(Directive):
Restate each line word for word. Leave out every picture.

(Rows from a dataset)
━━━━━━━━━━

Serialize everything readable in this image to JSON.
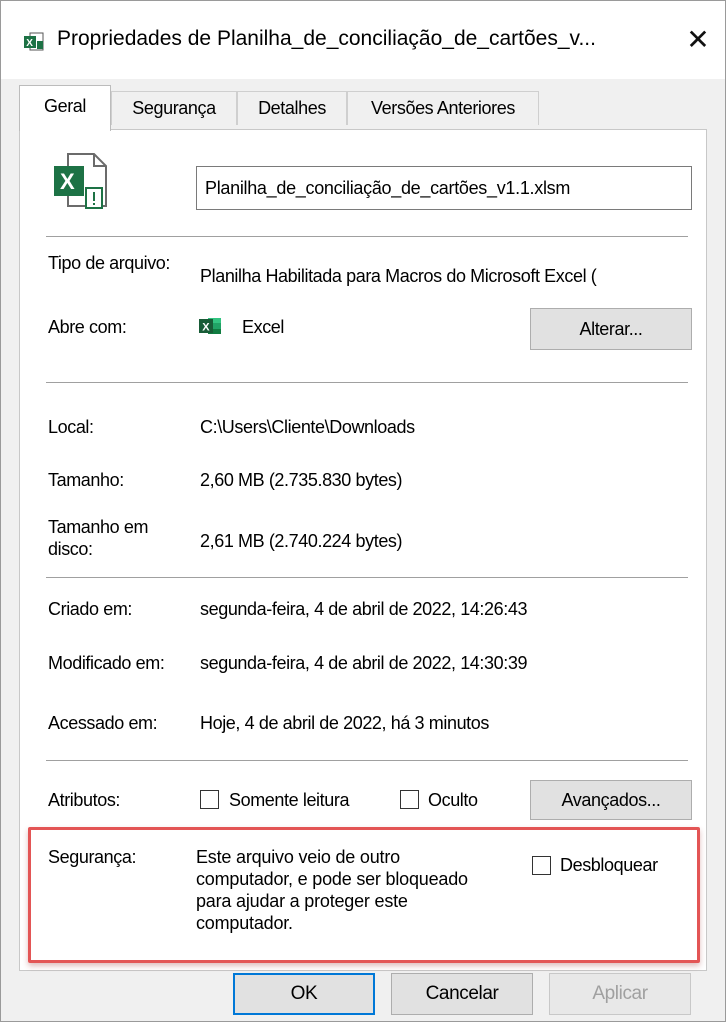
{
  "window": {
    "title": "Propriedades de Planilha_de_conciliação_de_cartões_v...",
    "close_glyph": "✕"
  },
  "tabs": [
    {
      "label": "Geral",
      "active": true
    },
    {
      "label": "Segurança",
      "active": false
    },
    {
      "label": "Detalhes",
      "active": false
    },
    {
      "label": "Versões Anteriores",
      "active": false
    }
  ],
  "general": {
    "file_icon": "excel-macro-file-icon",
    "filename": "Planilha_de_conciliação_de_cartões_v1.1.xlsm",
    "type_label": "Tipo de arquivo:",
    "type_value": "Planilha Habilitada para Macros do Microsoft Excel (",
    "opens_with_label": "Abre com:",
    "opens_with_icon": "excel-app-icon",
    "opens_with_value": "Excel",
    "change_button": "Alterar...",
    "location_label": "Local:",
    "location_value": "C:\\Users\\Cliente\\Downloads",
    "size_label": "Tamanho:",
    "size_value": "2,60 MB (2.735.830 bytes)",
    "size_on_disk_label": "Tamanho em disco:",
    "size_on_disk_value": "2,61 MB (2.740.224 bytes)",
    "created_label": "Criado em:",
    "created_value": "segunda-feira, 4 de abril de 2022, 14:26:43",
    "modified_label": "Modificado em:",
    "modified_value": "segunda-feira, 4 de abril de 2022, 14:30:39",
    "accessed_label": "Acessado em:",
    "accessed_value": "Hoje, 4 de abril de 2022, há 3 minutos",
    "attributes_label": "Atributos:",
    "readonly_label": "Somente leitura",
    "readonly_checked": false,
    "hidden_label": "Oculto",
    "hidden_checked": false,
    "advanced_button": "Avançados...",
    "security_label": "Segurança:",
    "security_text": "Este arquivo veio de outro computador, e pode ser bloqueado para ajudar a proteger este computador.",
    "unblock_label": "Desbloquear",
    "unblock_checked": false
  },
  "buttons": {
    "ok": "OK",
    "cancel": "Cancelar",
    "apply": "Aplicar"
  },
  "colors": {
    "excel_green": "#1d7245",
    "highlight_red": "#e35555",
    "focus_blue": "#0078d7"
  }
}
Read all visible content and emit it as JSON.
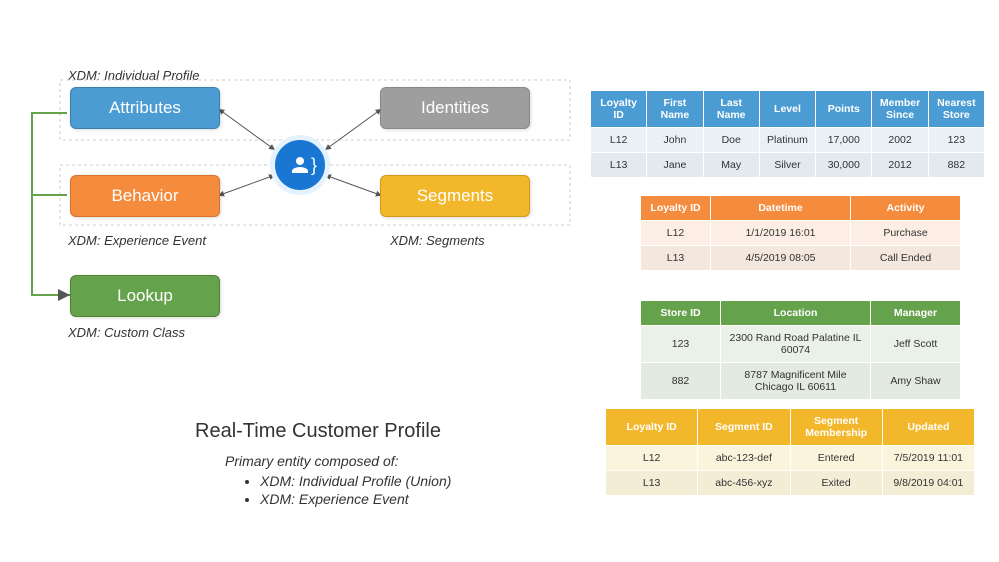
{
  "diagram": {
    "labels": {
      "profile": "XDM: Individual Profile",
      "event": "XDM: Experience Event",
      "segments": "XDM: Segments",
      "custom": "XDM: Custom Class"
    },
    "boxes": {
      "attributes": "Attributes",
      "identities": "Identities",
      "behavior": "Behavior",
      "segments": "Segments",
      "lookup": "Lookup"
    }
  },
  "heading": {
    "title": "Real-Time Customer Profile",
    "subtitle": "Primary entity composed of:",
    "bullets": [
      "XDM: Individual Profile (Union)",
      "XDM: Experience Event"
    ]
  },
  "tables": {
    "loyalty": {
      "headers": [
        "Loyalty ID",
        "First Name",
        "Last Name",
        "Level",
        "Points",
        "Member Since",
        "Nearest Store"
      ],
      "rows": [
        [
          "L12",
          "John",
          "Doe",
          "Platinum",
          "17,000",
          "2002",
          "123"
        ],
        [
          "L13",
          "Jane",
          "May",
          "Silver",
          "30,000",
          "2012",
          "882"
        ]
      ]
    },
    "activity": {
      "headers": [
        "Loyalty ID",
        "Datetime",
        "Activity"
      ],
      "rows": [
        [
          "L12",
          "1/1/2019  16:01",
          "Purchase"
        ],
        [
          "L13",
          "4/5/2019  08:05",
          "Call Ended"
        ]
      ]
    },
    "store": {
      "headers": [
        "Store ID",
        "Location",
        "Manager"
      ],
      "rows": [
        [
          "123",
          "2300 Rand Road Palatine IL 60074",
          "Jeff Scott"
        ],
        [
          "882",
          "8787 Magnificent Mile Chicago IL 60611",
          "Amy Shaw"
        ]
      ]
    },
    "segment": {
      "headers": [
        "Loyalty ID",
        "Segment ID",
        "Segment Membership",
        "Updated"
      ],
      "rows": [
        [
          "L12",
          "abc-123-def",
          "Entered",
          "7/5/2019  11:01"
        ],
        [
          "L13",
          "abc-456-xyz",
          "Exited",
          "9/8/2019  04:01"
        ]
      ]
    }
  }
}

━━━━━━━━━━

(Result for this exercise):
Serialize everything readable in this image to JSON.
{
  "window": {
    "title": "Propriedades de Planilha_de_conciliação_de_cartões_v...",
    "close_glyph": "✕"
  },
  "tabs": [
    {
      "label": "Geral",
      "active": true
    },
    {
      "label": "Segurança",
      "active": false
    },
    {
      "label": "Detalhes",
      "active": false
    },
    {
      "label": "Versões Anteriores",
      "active": false
    }
  ],
  "general": {
    "file_icon": "excel-macro-file-icon",
    "filename": "Planilha_de_conciliação_de_cartões_v1.1.xlsm",
    "type_label": "Tipo de arquivo:",
    "type_value": "Planilha Habilitada para Macros do Microsoft Excel (",
    "opens_with_label": "Abre com:",
    "opens_with_icon": "excel-app-icon",
    "opens_with_value": "Excel",
    "change_button": "Alterar...",
    "location_label": "Local:",
    "location_value": "C:\\Users\\Cliente\\Downloads",
    "size_label": "Tamanho:",
    "size_value": "2,60 MB (2.735.830 bytes)",
    "size_on_disk_label": "Tamanho em disco:",
    "size_on_disk_value": "2,61 MB (2.740.224 bytes)",
    "created_label": "Criado em:",
    "created_value": "segunda-feira, 4 de abril de 2022, 14:26:43",
    "modified_label": "Modificado em:",
    "modified_value": "segunda-feira, 4 de abril de 2022, 14:30:39",
    "accessed_label": "Acessado em:",
    "accessed_value": "Hoje, 4 de abril de 2022, há 3 minutos",
    "attributes_label": "Atributos:",
    "readonly_label": "Somente leitura",
    "readonly_checked": false,
    "hidden_label": "Oculto",
    "hidden_checked": false,
    "advanced_button": "Avançados...",
    "security_label": "Segurança:",
    "security_text": "Este arquivo veio de outro computador, e pode ser bloqueado para ajudar a proteger este computador.",
    "unblock_label": "Desbloquear",
    "unblock_checked": false
  },
  "buttons": {
    "ok": "OK",
    "cancel": "Cancelar",
    "apply": "Aplicar"
  },
  "colors": {
    "excel_green": "#1d7245",
    "highlight_red": "#e35555",
    "focus_blue": "#0078d7"
  }
}
Read all visible content and emit it as JSON.
{
  "diagram": {
    "labels": {
      "profile": "XDM: Individual Profile",
      "event": "XDM: Experience Event",
      "segments": "XDM: Segments",
      "custom": "XDM: Custom Class"
    },
    "boxes": {
      "attributes": "Attributes",
      "identities": "Identities",
      "behavior": "Behavior",
      "segments": "Segments",
      "lookup": "Lookup"
    }
  },
  "heading": {
    "title": "Real-Time Customer Profile",
    "subtitle": "Primary entity composed of:",
    "bullets": [
      "XDM: Individual Profile (Union)",
      "XDM: Experience Event"
    ]
  },
  "tables": {
    "loyalty": {
      "headers": [
        "Loyalty ID",
        "First Name",
        "Last Name",
        "Level",
        "Points",
        "Member Since",
        "Nearest Store"
      ],
      "rows": [
        [
          "L12",
          "John",
          "Doe",
          "Platinum",
          "17,000",
          "2002",
          "123"
        ],
        [
          "L13",
          "Jane",
          "May",
          "Silver",
          "30,000",
          "2012",
          "882"
        ]
      ]
    },
    "activity": {
      "headers": [
        "Loyalty ID",
        "Datetime",
        "Activity"
      ],
      "rows": [
        [
          "L12",
          "1/1/2019  16:01",
          "Purchase"
        ],
        [
          "L13",
          "4/5/2019  08:05",
          "Call Ended"
        ]
      ]
    },
    "store": {
      "headers": [
        "Store ID",
        "Location",
        "Manager"
      ],
      "rows": [
        [
          "123",
          "2300 Rand Road Palatine IL 60074",
          "Jeff Scott"
        ],
        [
          "882",
          "8787 Magnificent Mile Chicago IL 60611",
          "Amy Shaw"
        ]
      ]
    },
    "segment": {
      "headers": [
        "Loyalty ID",
        "Segment ID",
        "Segment Membership",
        "Updated"
      ],
      "rows": [
        [
          "L12",
          "abc-123-def",
          "Entered",
          "7/5/2019  11:01"
        ],
        [
          "L13",
          "abc-456-xyz",
          "Exited",
          "9/8/2019  04:01"
        ]
      ]
    }
  }
}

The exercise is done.